### Task directions
In the listing below, locate the lines that hold "creation" and copy them.

### Record set
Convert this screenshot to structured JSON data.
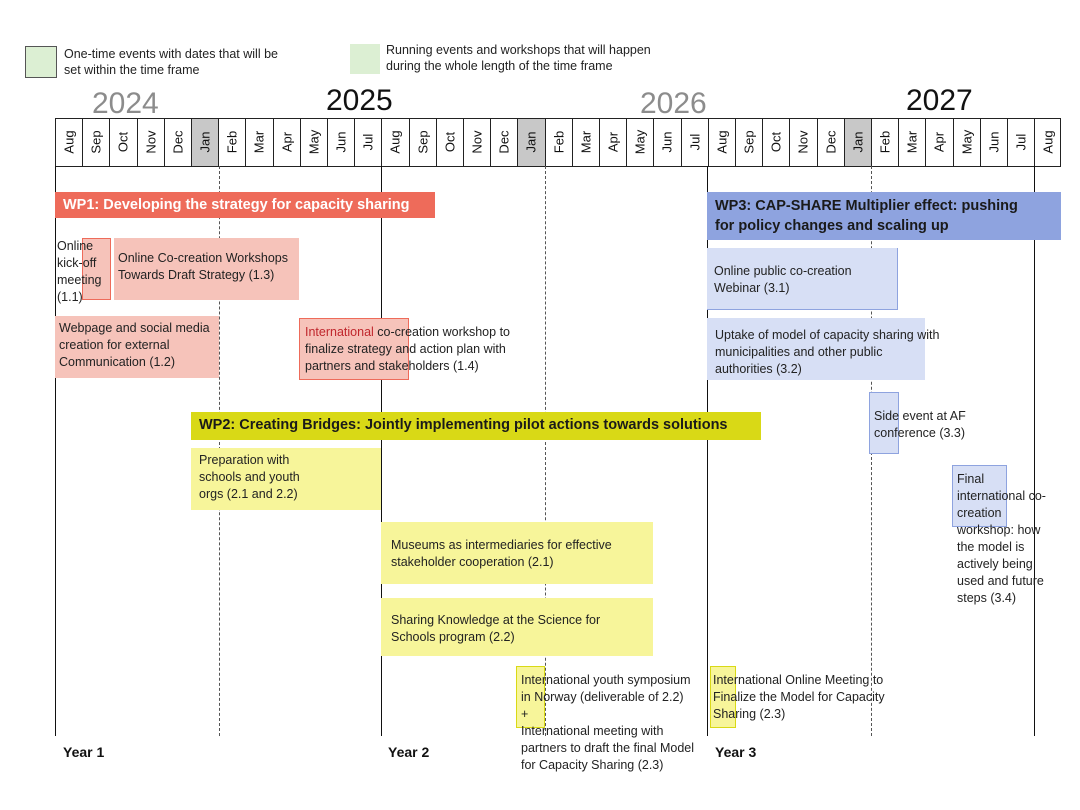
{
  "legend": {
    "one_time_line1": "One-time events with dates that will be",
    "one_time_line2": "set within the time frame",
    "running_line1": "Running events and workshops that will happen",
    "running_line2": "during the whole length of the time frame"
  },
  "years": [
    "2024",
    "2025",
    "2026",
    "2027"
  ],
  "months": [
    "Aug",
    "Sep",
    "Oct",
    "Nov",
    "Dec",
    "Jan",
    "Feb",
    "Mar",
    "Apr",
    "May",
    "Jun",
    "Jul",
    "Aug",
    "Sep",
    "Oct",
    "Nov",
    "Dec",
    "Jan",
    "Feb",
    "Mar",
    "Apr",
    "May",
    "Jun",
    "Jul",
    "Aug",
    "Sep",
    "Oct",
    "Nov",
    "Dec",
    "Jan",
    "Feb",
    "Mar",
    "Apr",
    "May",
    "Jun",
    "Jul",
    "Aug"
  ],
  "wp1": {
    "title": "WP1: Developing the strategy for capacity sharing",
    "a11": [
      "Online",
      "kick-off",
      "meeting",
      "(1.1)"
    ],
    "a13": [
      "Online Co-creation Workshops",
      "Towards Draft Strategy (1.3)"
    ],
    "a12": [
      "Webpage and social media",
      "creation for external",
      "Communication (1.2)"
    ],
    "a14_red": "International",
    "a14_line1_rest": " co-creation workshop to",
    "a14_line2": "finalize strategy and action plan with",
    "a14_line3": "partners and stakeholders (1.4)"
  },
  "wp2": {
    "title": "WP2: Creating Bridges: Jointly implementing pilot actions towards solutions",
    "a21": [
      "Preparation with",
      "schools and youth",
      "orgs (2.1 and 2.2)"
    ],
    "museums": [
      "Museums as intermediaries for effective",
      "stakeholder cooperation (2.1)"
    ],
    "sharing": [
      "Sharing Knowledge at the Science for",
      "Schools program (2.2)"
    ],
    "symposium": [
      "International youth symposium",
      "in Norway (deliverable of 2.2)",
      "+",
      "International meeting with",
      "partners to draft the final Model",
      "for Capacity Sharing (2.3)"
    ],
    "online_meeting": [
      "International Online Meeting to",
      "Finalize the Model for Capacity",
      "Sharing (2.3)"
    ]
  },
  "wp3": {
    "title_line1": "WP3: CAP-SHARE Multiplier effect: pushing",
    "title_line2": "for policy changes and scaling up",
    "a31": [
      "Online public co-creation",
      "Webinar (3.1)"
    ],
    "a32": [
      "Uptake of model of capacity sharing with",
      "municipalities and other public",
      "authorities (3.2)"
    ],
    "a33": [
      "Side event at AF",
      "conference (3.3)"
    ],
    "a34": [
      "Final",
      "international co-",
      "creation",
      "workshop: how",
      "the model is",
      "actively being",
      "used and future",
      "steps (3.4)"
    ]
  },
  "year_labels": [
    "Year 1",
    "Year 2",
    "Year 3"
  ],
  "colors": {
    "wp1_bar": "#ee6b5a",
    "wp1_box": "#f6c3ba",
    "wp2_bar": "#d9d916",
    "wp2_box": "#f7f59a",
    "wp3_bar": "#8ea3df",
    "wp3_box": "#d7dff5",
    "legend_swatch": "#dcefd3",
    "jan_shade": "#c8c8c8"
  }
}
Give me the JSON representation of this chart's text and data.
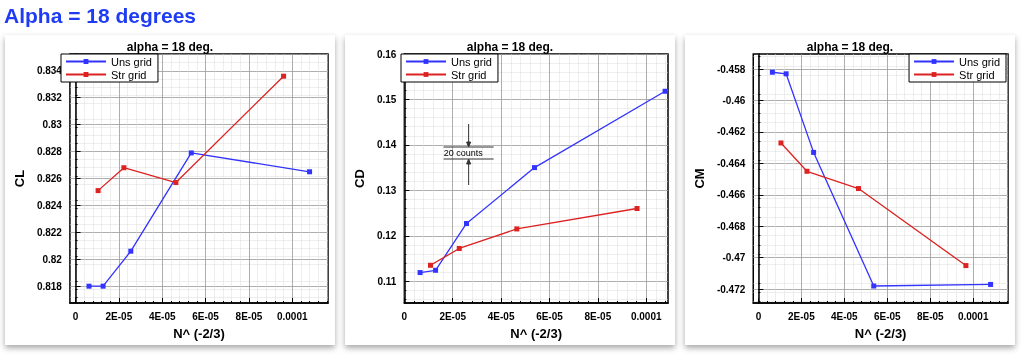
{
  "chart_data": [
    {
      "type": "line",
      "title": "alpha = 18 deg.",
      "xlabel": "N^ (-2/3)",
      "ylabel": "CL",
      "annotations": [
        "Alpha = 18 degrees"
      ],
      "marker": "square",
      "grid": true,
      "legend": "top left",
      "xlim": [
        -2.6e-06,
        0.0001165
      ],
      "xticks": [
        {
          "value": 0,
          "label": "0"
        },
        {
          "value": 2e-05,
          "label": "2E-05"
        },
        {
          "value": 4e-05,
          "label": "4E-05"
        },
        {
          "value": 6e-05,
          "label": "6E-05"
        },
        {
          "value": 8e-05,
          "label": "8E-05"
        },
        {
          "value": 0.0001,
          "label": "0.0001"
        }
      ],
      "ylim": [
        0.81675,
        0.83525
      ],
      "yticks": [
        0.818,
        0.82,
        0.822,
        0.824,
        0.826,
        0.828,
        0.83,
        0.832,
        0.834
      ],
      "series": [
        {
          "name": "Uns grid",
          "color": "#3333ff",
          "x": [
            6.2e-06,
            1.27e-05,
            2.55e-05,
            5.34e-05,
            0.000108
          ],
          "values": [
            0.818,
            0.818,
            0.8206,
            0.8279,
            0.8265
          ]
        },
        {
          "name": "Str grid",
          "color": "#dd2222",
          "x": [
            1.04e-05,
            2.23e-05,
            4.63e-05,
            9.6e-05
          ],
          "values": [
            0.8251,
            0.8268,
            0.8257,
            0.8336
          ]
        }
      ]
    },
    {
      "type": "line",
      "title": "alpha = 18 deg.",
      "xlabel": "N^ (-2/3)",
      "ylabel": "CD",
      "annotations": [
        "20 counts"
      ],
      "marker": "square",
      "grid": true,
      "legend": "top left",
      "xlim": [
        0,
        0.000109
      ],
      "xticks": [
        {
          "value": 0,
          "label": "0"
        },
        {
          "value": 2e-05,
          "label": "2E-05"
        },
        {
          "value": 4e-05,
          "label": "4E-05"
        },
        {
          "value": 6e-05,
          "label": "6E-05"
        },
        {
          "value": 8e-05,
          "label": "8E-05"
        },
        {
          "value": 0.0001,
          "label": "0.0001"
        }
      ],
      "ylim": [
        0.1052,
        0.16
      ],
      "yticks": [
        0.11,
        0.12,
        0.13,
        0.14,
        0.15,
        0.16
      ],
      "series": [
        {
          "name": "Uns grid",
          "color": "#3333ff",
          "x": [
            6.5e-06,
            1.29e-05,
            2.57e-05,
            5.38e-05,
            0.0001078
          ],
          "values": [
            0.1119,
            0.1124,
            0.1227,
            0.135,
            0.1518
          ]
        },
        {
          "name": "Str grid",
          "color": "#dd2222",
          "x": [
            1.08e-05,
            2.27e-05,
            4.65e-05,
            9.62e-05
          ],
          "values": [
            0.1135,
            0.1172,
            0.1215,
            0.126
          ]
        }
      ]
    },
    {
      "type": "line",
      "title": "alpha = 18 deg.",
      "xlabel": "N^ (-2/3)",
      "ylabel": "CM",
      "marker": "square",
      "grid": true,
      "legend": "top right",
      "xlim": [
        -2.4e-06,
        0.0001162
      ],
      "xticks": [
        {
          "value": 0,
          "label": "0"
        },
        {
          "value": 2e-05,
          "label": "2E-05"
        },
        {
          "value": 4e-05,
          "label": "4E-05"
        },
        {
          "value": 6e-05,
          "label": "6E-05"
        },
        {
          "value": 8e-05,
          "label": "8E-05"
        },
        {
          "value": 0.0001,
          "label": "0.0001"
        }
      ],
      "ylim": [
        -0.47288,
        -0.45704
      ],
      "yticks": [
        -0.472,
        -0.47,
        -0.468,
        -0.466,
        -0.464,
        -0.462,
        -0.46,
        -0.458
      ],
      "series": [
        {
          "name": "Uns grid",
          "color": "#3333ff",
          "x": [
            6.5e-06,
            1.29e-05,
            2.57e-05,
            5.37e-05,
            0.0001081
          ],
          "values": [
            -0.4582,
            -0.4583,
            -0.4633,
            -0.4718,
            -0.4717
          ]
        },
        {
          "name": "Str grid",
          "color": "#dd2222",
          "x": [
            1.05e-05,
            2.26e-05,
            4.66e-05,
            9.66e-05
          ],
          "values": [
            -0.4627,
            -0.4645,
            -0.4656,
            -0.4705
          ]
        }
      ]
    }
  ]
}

--

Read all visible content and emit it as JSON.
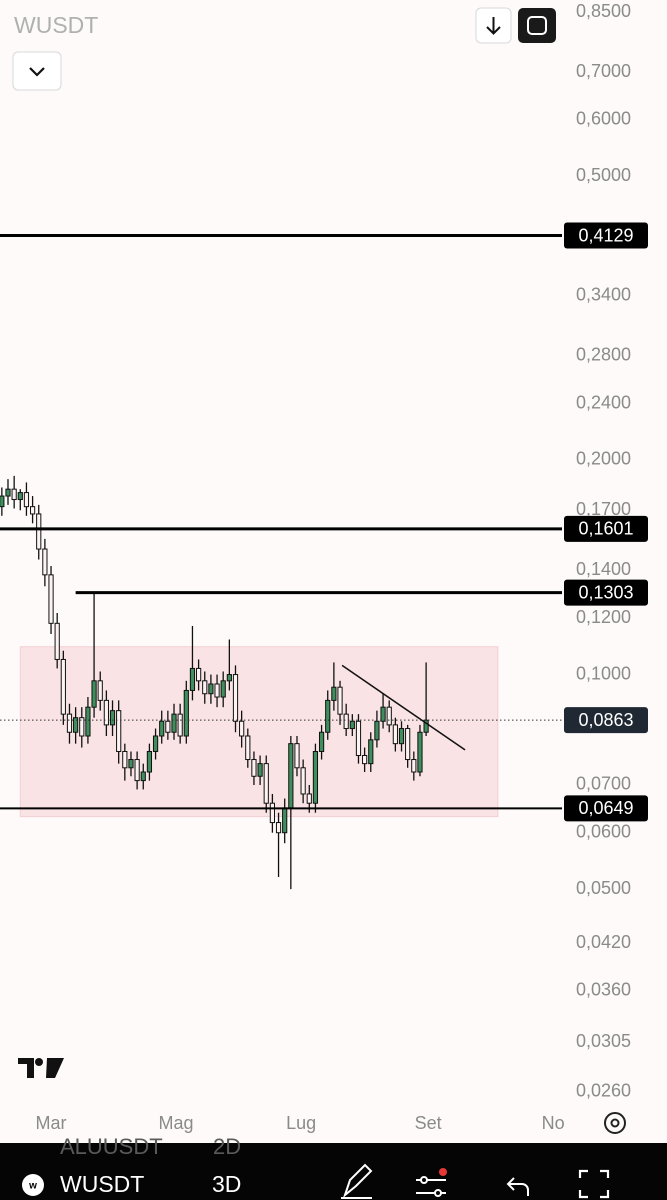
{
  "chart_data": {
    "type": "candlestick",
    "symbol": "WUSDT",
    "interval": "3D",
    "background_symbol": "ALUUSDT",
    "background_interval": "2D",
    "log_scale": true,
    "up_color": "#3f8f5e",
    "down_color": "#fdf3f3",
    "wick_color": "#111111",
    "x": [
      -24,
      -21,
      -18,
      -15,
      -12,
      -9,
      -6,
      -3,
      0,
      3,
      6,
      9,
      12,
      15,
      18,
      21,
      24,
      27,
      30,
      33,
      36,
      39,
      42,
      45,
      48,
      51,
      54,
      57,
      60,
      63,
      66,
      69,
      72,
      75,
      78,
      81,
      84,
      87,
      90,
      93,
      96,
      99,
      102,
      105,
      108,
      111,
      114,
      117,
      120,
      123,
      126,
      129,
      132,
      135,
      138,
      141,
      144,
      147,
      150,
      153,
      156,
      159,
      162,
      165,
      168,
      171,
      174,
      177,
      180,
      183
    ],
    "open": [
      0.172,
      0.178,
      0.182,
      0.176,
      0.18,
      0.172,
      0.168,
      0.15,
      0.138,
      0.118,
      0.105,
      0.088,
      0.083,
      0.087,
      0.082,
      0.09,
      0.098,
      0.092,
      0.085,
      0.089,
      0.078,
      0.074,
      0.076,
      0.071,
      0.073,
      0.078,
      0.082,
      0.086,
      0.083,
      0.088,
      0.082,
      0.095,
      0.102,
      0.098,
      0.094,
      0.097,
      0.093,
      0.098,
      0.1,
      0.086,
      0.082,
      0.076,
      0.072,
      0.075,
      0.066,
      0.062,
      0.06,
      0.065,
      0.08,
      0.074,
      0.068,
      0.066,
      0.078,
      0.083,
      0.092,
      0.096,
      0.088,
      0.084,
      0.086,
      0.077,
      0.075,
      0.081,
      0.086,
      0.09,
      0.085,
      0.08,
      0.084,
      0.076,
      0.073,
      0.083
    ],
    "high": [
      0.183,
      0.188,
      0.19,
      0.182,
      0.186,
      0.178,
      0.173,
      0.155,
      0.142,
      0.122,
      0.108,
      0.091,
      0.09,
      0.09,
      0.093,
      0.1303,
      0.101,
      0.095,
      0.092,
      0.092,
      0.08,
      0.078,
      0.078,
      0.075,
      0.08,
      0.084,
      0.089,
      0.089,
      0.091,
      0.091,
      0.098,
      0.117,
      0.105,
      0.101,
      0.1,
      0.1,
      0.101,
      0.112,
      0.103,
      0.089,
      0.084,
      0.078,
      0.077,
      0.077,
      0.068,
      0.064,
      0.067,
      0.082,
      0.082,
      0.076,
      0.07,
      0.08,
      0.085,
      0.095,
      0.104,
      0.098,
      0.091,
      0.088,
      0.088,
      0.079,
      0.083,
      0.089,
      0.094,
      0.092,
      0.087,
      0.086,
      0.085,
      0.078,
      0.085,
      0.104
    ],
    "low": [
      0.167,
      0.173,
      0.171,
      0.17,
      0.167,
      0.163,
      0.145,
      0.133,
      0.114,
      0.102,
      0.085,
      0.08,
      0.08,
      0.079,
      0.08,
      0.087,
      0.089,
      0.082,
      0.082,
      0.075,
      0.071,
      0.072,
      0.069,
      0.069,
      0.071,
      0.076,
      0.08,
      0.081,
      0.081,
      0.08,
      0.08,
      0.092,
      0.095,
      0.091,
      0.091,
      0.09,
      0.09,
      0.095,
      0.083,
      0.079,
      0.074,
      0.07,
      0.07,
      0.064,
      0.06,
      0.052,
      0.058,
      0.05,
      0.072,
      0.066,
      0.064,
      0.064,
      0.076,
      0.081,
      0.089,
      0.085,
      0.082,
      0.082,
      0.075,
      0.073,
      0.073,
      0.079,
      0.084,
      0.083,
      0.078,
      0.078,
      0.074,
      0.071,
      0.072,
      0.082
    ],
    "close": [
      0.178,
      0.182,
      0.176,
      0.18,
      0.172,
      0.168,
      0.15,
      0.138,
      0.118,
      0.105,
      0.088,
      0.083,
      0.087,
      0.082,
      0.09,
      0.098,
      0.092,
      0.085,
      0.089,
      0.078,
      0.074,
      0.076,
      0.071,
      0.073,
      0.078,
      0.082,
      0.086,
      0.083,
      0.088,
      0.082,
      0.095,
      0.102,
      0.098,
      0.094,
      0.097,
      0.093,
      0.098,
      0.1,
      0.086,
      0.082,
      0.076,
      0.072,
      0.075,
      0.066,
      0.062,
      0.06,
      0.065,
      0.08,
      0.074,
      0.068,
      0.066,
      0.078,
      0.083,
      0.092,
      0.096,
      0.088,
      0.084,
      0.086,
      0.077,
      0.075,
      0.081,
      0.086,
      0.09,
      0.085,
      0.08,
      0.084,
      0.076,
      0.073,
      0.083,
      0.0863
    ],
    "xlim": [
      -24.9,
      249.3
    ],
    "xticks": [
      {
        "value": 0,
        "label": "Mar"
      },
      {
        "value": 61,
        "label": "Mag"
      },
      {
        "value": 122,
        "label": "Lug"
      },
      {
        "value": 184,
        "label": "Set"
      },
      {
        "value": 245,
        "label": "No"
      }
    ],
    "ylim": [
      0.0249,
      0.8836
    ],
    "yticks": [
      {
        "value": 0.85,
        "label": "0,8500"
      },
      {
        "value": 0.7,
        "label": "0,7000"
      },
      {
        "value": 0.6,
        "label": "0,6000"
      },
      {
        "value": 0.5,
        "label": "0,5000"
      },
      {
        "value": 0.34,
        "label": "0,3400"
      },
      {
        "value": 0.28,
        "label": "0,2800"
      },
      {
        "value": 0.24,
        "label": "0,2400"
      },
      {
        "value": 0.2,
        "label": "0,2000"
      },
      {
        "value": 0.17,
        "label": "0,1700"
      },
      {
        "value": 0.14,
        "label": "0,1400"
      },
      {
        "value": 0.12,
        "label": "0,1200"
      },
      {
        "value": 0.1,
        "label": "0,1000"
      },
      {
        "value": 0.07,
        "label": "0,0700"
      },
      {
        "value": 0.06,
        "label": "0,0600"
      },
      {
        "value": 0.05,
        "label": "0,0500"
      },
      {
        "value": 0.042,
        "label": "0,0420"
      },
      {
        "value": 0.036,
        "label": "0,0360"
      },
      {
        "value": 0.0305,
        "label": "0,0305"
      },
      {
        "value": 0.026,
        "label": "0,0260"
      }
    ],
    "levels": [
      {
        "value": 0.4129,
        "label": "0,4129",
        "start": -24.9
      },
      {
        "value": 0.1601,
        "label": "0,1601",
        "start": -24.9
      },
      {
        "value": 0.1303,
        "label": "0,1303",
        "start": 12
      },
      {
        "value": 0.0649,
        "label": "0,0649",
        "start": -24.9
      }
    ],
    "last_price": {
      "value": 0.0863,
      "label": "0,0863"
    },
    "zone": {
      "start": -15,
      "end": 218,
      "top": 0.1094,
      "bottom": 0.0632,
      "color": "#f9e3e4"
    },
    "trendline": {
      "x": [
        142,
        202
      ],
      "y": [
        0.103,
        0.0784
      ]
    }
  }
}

==

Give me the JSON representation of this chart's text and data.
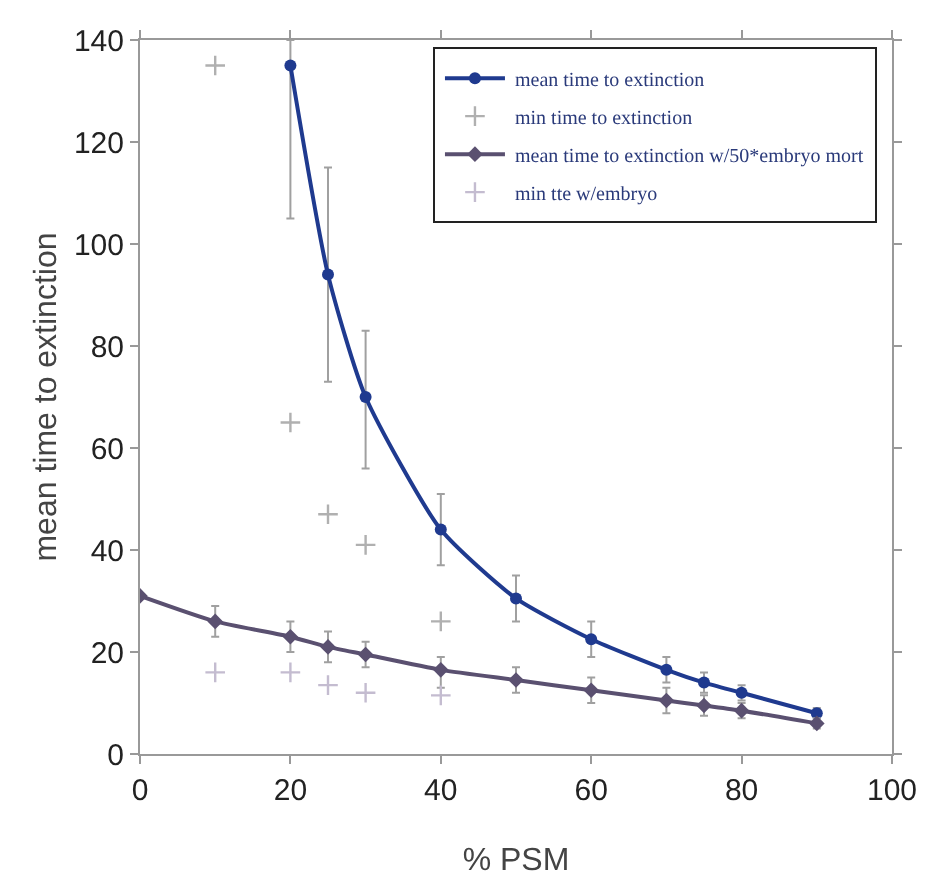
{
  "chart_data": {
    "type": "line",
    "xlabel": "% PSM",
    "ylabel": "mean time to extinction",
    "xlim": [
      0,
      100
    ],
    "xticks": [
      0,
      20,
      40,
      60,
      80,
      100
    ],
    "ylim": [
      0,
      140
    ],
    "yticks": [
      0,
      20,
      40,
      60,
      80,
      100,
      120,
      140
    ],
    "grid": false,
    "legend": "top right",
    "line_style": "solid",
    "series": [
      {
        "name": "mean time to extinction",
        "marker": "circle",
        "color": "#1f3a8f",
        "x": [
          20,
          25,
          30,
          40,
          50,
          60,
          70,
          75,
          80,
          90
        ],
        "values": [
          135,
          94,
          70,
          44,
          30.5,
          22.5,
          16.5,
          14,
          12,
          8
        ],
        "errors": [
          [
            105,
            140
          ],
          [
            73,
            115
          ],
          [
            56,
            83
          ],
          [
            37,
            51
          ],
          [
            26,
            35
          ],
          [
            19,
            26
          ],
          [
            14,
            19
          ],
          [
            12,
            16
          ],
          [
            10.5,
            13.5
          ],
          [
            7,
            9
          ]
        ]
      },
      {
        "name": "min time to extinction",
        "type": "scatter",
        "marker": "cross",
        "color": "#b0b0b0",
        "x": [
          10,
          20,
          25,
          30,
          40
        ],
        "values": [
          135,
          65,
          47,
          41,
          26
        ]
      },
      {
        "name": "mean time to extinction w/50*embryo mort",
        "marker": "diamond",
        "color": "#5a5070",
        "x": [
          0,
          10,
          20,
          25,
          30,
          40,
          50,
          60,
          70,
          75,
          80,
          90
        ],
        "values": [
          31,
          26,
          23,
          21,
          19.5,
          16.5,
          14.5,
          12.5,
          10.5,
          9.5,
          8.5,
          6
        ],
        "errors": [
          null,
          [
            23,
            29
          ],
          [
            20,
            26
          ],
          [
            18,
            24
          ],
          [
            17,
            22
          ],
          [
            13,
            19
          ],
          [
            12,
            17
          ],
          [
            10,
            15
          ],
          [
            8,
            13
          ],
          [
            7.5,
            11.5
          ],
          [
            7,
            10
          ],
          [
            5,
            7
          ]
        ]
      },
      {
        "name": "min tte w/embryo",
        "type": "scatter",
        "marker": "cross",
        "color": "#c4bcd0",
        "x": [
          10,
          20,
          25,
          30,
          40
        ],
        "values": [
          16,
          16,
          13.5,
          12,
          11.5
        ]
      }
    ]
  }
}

### Reply to the exercise
      "Online Co-creation Workshops",
      "creation for external",
    "a14_line1_rest": " co-creation workshop to",
      "Online public co-creation",
      "creation",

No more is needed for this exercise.